Element data from apps and pages →

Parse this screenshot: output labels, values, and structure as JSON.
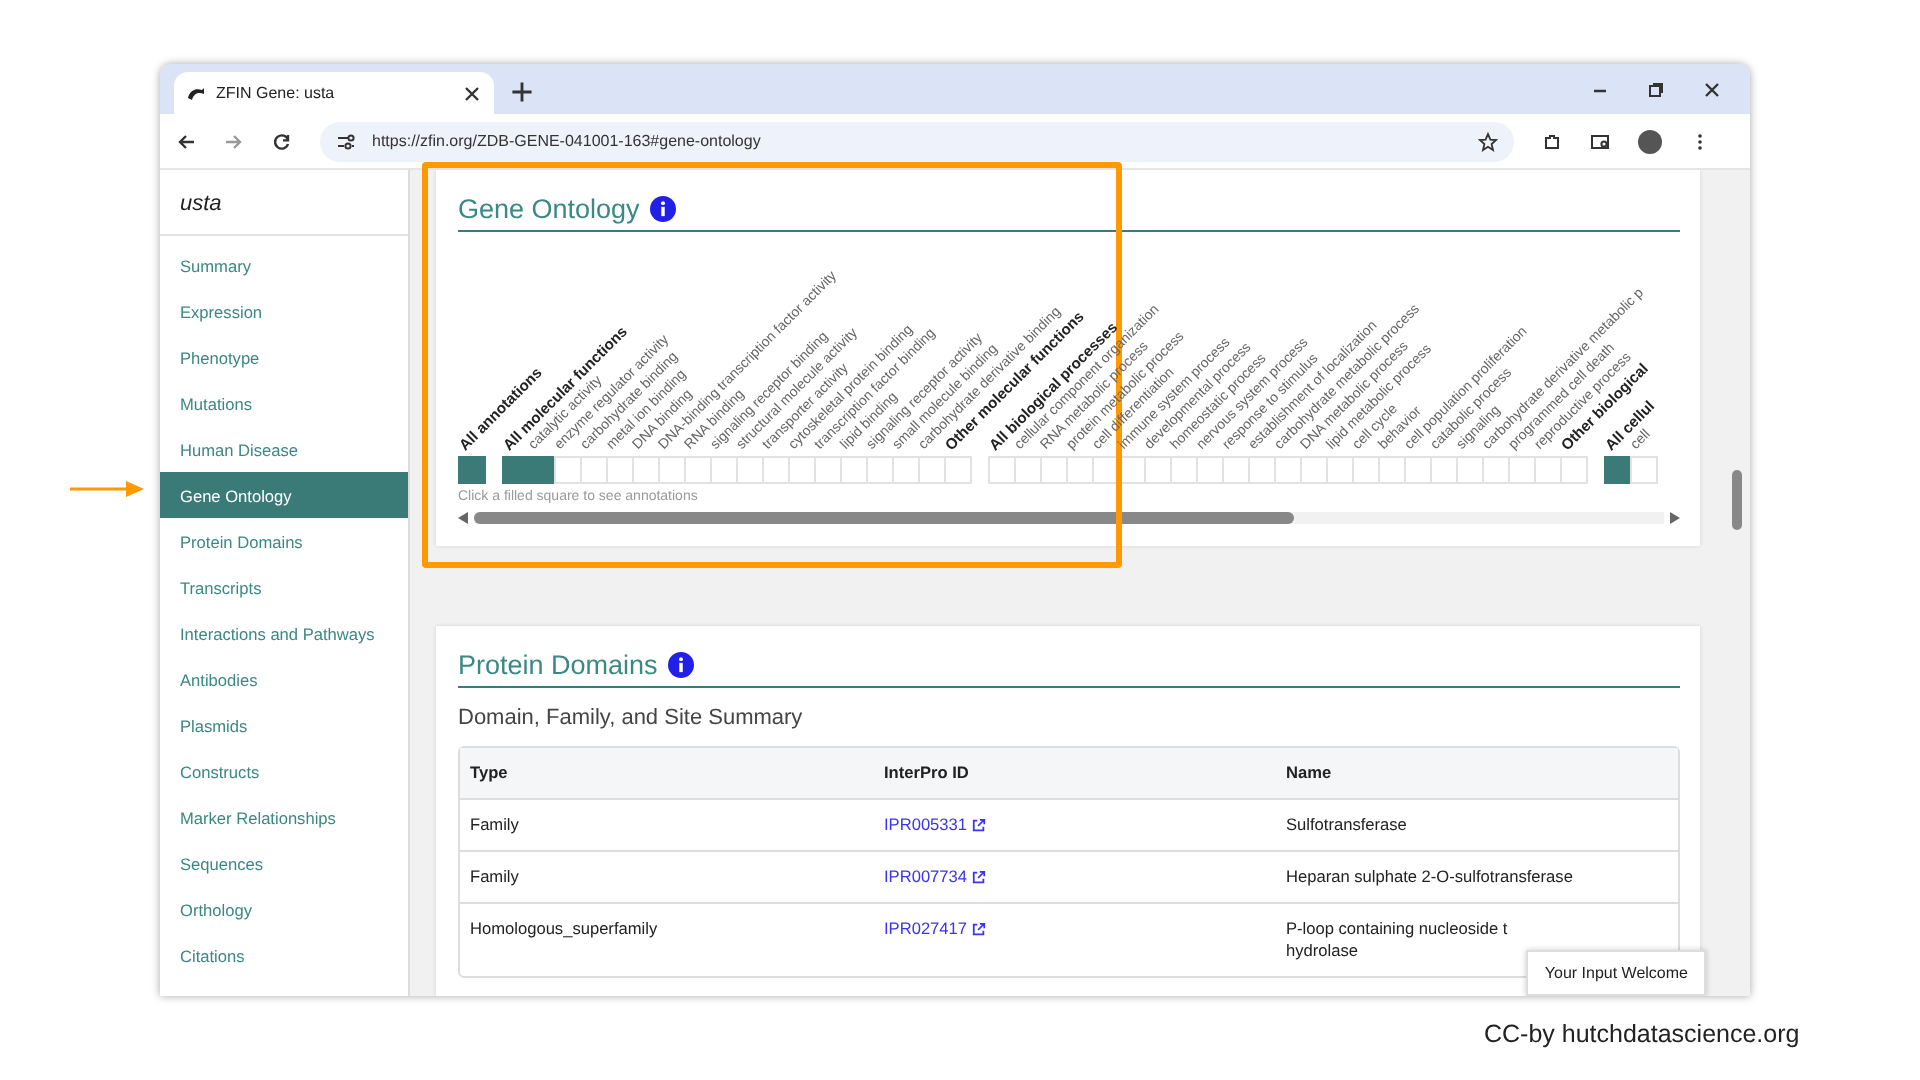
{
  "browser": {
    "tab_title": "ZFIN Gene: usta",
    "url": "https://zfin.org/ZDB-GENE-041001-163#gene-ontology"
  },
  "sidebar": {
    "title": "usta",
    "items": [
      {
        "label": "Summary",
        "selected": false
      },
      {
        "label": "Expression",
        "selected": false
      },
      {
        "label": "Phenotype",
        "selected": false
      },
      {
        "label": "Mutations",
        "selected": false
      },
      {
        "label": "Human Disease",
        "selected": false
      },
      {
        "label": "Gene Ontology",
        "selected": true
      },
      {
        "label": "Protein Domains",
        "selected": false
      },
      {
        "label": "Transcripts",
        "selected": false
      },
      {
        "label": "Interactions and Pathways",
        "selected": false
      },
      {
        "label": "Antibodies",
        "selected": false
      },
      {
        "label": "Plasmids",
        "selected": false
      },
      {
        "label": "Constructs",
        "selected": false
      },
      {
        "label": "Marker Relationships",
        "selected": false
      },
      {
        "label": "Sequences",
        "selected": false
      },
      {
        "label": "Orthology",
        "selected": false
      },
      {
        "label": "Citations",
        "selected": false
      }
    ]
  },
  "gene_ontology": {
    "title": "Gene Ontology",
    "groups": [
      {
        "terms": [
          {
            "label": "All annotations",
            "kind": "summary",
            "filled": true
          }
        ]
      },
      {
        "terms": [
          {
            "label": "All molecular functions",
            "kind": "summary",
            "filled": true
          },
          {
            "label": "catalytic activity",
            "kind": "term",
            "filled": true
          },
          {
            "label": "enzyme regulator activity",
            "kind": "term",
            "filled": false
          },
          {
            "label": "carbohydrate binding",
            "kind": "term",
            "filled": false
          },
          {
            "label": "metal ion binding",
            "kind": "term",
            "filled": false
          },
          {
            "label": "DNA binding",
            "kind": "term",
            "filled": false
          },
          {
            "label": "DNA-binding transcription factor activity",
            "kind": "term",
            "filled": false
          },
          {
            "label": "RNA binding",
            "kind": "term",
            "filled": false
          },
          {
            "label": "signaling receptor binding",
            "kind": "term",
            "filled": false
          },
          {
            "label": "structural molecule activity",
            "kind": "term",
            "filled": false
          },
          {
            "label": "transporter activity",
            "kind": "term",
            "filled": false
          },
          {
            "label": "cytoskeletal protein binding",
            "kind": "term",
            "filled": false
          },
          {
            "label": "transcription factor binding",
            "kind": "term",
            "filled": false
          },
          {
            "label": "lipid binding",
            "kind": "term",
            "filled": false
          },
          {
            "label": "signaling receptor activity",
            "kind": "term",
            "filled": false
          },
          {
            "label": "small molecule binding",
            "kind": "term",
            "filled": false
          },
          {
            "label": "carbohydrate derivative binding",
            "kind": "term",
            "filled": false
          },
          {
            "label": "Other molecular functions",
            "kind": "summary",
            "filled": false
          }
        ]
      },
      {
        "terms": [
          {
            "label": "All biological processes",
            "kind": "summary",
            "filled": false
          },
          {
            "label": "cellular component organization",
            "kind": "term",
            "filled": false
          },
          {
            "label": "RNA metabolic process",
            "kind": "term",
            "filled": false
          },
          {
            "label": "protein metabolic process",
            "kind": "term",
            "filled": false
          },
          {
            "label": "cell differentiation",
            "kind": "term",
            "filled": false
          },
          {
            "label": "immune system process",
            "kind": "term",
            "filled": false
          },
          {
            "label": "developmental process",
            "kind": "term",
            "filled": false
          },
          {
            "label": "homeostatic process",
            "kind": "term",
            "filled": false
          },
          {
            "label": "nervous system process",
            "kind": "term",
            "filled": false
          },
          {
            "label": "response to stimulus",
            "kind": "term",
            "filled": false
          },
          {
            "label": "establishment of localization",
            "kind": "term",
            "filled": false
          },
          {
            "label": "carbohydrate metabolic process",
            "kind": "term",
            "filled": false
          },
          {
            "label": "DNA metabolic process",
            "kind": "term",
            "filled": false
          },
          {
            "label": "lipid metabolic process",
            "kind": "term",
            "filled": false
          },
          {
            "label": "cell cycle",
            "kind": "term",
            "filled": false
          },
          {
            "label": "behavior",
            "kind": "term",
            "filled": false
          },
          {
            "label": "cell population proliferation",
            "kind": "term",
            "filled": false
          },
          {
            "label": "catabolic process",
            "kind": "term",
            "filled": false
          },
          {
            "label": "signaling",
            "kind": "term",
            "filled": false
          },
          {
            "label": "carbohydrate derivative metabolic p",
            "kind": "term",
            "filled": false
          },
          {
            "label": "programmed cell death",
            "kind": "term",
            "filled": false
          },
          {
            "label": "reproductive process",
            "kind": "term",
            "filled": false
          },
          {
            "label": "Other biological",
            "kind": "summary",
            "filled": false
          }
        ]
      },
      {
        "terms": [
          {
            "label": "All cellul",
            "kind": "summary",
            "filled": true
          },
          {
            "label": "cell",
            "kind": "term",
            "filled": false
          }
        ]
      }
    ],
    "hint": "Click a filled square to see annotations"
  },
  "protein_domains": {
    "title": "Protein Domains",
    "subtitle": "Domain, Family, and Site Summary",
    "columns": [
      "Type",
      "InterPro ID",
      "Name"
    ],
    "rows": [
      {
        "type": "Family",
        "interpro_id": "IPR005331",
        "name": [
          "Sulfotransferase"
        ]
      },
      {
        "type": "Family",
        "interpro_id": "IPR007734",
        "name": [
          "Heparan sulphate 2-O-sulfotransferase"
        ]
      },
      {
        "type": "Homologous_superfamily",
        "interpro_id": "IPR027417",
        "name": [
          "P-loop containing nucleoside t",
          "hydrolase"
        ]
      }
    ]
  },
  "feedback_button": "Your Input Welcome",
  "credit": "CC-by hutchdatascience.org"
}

PROBLEM DESCRIPTION →
Using the data above, report how many lines include the string "carbohydrate" and add nothing to the number.

REPLY TO THE EXERCISE →
4